▶ **YOUR INSTRUCTIONS**
Determine how many lines contain the string "linewidth" and reply with that number alone.

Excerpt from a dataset
________

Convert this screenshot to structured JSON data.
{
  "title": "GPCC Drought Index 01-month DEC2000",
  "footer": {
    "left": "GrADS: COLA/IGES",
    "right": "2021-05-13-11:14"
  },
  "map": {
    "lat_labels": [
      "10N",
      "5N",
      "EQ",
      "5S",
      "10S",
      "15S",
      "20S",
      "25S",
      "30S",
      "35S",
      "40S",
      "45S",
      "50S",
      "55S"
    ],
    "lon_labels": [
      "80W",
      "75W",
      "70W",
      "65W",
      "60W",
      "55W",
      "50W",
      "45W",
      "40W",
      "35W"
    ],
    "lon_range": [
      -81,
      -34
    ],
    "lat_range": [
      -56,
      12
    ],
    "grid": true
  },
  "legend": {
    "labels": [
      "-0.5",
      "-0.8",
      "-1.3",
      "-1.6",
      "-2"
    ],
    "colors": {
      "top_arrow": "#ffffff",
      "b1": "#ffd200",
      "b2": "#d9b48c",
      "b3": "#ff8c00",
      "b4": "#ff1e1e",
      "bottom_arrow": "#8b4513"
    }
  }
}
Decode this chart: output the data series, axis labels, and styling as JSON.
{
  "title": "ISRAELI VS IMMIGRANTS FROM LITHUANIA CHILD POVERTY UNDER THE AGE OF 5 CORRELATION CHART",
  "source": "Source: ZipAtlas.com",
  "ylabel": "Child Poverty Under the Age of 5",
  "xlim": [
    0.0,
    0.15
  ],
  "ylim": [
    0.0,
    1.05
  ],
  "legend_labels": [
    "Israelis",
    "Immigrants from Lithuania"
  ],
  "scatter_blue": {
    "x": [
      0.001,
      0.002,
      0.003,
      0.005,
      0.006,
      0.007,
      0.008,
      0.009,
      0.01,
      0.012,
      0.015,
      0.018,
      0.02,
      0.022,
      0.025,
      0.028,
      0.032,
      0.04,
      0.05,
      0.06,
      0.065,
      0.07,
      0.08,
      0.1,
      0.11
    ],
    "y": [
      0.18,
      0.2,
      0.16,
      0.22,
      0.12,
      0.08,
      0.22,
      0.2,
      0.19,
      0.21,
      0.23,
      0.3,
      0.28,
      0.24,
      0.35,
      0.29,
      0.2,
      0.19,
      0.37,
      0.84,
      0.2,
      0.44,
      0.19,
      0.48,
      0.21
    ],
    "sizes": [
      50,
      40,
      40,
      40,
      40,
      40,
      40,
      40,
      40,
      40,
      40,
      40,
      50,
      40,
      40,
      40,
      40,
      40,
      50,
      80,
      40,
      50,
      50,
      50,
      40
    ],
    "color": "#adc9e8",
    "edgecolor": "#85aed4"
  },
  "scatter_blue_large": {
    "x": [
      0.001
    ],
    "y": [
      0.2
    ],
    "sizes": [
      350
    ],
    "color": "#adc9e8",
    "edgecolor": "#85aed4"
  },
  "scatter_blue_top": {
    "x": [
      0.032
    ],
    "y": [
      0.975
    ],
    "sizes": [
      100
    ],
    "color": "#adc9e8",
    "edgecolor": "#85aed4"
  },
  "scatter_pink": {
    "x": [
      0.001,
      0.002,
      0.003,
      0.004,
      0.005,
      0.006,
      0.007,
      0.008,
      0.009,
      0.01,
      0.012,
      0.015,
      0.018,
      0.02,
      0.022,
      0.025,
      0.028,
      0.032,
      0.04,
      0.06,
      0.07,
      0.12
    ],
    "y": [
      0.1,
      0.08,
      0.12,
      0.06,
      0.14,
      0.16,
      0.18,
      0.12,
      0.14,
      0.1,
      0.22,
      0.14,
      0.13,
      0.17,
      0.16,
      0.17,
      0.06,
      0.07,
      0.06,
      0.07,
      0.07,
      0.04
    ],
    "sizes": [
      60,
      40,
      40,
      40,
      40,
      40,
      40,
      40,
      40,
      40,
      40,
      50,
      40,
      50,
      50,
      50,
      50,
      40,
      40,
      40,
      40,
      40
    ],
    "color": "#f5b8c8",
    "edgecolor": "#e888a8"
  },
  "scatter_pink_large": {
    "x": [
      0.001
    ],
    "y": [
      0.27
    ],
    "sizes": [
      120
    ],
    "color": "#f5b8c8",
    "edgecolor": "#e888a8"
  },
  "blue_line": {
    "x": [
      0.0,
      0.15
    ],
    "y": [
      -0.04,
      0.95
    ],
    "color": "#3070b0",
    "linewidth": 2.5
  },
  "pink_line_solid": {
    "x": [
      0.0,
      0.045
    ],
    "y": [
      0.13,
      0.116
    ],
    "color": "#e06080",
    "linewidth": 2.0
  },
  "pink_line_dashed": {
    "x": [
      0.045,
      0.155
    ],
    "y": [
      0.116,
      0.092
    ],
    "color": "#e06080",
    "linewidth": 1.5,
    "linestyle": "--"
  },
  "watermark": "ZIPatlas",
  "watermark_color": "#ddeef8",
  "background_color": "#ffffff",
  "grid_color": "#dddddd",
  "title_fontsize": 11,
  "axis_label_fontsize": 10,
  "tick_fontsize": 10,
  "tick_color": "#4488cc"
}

________

▶ **TASK ANSWER**
3